- Given task:
Reproduce the data that follows in its entirety, character for character.

- Material provided:
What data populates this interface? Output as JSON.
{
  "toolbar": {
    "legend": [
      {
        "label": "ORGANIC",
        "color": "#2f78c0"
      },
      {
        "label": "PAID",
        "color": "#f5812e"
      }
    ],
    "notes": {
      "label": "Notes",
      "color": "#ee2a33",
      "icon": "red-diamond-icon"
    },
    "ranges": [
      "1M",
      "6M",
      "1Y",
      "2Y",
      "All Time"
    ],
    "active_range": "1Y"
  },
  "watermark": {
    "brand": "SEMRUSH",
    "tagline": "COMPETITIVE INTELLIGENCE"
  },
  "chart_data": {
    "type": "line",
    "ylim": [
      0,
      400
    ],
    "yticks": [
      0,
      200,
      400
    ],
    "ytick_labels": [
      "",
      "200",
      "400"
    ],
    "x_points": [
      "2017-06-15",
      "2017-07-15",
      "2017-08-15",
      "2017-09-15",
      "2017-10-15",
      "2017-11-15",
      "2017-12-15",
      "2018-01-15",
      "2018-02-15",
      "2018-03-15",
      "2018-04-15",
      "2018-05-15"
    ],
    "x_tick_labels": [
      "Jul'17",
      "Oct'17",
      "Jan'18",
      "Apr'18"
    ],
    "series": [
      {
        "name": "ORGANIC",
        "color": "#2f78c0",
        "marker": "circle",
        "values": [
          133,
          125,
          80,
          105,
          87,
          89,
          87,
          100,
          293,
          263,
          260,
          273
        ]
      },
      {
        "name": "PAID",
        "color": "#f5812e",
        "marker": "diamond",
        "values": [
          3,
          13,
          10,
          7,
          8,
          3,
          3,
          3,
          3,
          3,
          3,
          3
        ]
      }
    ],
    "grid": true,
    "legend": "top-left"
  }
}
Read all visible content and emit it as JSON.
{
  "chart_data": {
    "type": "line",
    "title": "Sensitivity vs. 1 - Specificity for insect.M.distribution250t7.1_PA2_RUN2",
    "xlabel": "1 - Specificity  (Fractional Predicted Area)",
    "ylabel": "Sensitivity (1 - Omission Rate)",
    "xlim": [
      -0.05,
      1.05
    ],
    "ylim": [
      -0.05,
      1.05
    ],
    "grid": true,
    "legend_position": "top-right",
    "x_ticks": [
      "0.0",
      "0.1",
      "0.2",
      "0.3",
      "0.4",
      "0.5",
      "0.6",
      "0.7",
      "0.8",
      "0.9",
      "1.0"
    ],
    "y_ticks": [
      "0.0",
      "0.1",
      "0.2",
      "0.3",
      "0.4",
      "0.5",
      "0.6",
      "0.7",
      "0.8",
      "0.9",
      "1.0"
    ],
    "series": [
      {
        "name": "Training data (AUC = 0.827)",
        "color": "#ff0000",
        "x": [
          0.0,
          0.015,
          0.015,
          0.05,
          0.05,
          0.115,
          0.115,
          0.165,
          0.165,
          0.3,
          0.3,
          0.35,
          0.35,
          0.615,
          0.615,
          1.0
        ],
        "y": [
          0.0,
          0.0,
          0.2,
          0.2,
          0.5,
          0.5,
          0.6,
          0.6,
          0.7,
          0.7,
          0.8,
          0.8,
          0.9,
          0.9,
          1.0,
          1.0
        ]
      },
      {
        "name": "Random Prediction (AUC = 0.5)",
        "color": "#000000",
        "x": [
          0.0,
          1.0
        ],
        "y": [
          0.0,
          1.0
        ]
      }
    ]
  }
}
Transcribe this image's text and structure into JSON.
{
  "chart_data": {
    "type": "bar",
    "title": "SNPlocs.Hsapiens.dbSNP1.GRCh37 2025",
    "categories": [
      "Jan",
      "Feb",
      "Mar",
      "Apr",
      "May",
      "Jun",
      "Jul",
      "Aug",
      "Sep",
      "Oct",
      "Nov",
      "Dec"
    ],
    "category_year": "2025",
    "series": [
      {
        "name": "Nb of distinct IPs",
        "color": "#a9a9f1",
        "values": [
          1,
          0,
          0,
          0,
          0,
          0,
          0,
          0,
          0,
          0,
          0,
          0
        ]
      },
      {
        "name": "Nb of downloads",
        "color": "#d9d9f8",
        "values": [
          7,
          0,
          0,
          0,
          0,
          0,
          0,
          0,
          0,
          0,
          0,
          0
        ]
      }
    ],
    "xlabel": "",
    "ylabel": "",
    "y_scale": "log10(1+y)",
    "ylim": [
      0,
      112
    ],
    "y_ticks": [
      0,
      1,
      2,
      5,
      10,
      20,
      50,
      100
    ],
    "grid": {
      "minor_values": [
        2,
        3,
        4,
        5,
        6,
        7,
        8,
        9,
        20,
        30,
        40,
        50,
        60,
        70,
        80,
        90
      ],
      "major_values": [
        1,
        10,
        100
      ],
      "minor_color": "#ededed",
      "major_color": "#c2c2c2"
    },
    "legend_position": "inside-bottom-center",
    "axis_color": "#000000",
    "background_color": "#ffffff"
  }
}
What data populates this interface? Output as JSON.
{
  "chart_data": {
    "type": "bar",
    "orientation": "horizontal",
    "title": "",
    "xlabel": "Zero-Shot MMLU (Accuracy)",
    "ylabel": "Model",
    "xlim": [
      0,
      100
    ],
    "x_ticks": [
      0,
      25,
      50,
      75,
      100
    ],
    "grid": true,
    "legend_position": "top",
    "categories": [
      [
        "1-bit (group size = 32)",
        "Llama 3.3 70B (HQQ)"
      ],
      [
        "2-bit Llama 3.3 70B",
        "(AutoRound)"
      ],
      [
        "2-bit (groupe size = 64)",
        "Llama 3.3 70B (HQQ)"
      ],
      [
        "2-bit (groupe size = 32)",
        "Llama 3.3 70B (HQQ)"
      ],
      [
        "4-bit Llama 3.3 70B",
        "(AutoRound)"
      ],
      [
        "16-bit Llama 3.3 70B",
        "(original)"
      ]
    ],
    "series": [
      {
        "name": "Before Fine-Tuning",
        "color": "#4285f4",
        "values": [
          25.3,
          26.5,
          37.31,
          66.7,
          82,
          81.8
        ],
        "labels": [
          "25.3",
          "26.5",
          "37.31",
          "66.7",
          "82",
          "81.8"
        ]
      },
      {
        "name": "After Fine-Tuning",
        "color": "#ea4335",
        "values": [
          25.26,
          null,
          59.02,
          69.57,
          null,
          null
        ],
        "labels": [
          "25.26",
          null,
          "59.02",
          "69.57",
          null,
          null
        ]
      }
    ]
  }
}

- Result of the exercise:
What data populates this interface? Output as JSON.
{
  "toolbar": {
    "legend": [
      {
        "label": "ORGANIC",
        "color": "#2f78c0"
      },
      {
        "label": "PAID",
        "color": "#f5812e"
      }
    ],
    "notes": {
      "label": "Notes",
      "color": "#ee2a33",
      "icon": "red-diamond-icon"
    },
    "ranges": [
      "1M",
      "6M",
      "1Y",
      "2Y",
      "All Time"
    ],
    "active_range": "1Y"
  },
  "watermark": {
    "brand": "SEMRUSH",
    "tagline": "COMPETITIVE INTELLIGENCE"
  },
  "chart_data": {
    "type": "line",
    "ylim": [
      0,
      400
    ],
    "yticks": [
      0,
      200,
      400
    ],
    "ytick_labels": [
      "",
      "200",
      "400"
    ],
    "x_points": [
      "2017-06-15",
      "2017-07-15",
      "2017-08-15",
      "2017-09-15",
      "2017-10-15",
      "2017-11-15",
      "2017-12-15",
      "2018-01-15",
      "2018-02-15",
      "2018-03-15",
      "2018-04-15",
      "2018-05-15"
    ],
    "x_tick_labels": [
      "Jul'17",
      "Oct'17",
      "Jan'18",
      "Apr'18"
    ],
    "series": [
      {
        "name": "ORGANIC",
        "color": "#2f78c0",
        "marker": "circle",
        "values": [
          133,
          125,
          80,
          105,
          87,
          89,
          87,
          100,
          293,
          263,
          260,
          273
        ]
      },
      {
        "name": "PAID",
        "color": "#f5812e",
        "marker": "diamond",
        "values": [
          3,
          13,
          10,
          7,
          8,
          3,
          3,
          3,
          3,
          3,
          3,
          3
        ]
      }
    ],
    "grid": true,
    "legend": "top-left"
  }
}
Read all visible content and emit it as JSON.
{
  "chart_data": {
    "type": "line",
    "title": "Sensitivity vs. 1 - Specificity for insect.M.distribution250t7.1_PA2_RUN2",
    "xlabel": "1 - Specificity  (Fractional Predicted Area)",
    "ylabel": "Sensitivity (1 - Omission Rate)",
    "xlim": [
      -0.05,
      1.05
    ],
    "ylim": [
      -0.05,
      1.05
    ],
    "grid": true,
    "legend_position": "top-right",
    "x_ticks": [
      "0.0",
      "0.1",
      "0.2",
      "0.3",
      "0.4",
      "0.5",
      "0.6",
      "0.7",
      "0.8",
      "0.9",
      "1.0"
    ],
    "y_ticks": [
      "0.0",
      "0.1",
      "0.2",
      "0.3",
      "0.4",
      "0.5",
      "0.6",
      "0.7",
      "0.8",
      "0.9",
      "1.0"
    ],
    "series": [
      {
        "name": "Training data (AUC = 0.827)",
        "color": "#ff0000",
        "x": [
          0.0,
          0.015,
          0.015,
          0.05,
          0.05,
          0.115,
          0.115,
          0.165,
          0.165,
          0.3,
          0.3,
          0.35,
          0.35,
          0.615,
          0.615,
          1.0
        ],
        "y": [
          0.0,
          0.0,
          0.2,
          0.2,
          0.5,
          0.5,
          0.6,
          0.6,
          0.7,
          0.7,
          0.8,
          0.8,
          0.9,
          0.9,
          1.0,
          1.0
        ]
      },
      {
        "name": "Random Prediction (AUC = 0.5)",
        "color": "#000000",
        "x": [
          0.0,
          1.0
        ],
        "y": [
          0.0,
          1.0
        ]
      }
    ]
  }
}
Transcribe this image's text and structure into JSON.
{
  "chart_data": {
    "type": "bar",
    "title": "SNPlocs.Hsapiens.dbSNP1.GRCh37 2025",
    "categories": [
      "Jan",
      "Feb",
      "Mar",
      "Apr",
      "May",
      "Jun",
      "Jul",
      "Aug",
      "Sep",
      "Oct",
      "Nov",
      "Dec"
    ],
    "category_year": "2025",
    "series": [
      {
        "name": "Nb of distinct IPs",
        "color": "#a9a9f1",
        "values": [
          1,
          0,
          0,
          0,
          0,
          0,
          0,
          0,
          0,
          0,
          0,
          0
        ]
      },
      {
        "name": "Nb of downloads",
        "color": "#d9d9f8",
        "values": [
          7,
          0,
          0,
          0,
          0,
          0,
          0,
          0,
          0,
          0,
          0,
          0
        ]
      }
    ],
    "xlabel": "",
    "ylabel": "",
    "y_scale": "log10(1+y)",
    "ylim": [
      0,
      112
    ],
    "y_ticks": [
      0,
      1,
      2,
      5,
      10,
      20,
      50,
      100
    ],
    "grid": {
      "minor_values": [
        2,
        3,
        4,
        5,
        6,
        7,
        8,
        9,
        20,
        30,
        40,
        50,
        60,
        70,
        80,
        90
      ],
      "major_values": [
        1,
        10,
        100
      ],
      "minor_color": "#ededed",
      "major_color": "#c2c2c2"
    },
    "legend_position": "inside-bottom-center",
    "axis_color": "#000000",
    "background_color": "#ffffff"
  }
}
What data populates this interface? Output as JSON.
{
  "chart_data": {
    "type": "bar",
    "orientation": "horizontal",
    "title": "",
    "xlabel": "Zero-Shot MMLU (Accuracy)",
    "ylabel": "Model",
    "xlim": [
      0,
      100
    ],
    "x_ticks": [
      0,
      25,
      50,
      75,
      100
    ],
    "grid": true,
    "legend_position": "top",
    "categories": [
      [
        "1-bit (group size = 32)",
        "Llama 3.3 70B (HQQ)"
      ],
      [
        "2-bit Llama 3.3 70B",
        "(AutoRound)"
      ],
      [
        "2-bit (groupe size = 64)",
        "Llama 3.3 70B (HQQ)"
      ],
      [
        "2-bit (groupe size = 32)",
        "Llama 3.3 70B (HQQ)"
      ],
      [
        "4-bit Llama 3.3 70B",
        "(AutoRound)"
      ],
      [
        "16-bit Llama 3.3 70B",
        "(original)"
      ]
    ],
    "series": [
      {
        "name": "Before Fine-Tuning",
        "color": "#4285f4",
        "values": [
          25.3,
          26.5,
          37.31,
          66.7,
          82,
          81.8
        ],
        "labels": [
          "25.3",
          "26.5",
          "37.31",
          "66.7",
          "82",
          "81.8"
        ]
      },
      {
        "name": "After Fine-Tuning",
        "color": "#ea4335",
        "values": [
          25.26,
          null,
          59.02,
          69.57,
          null,
          null
        ],
        "labels": [
          "25.26",
          null,
          "59.02",
          "69.57",
          null,
          null
        ]
      }
    ]
  }
}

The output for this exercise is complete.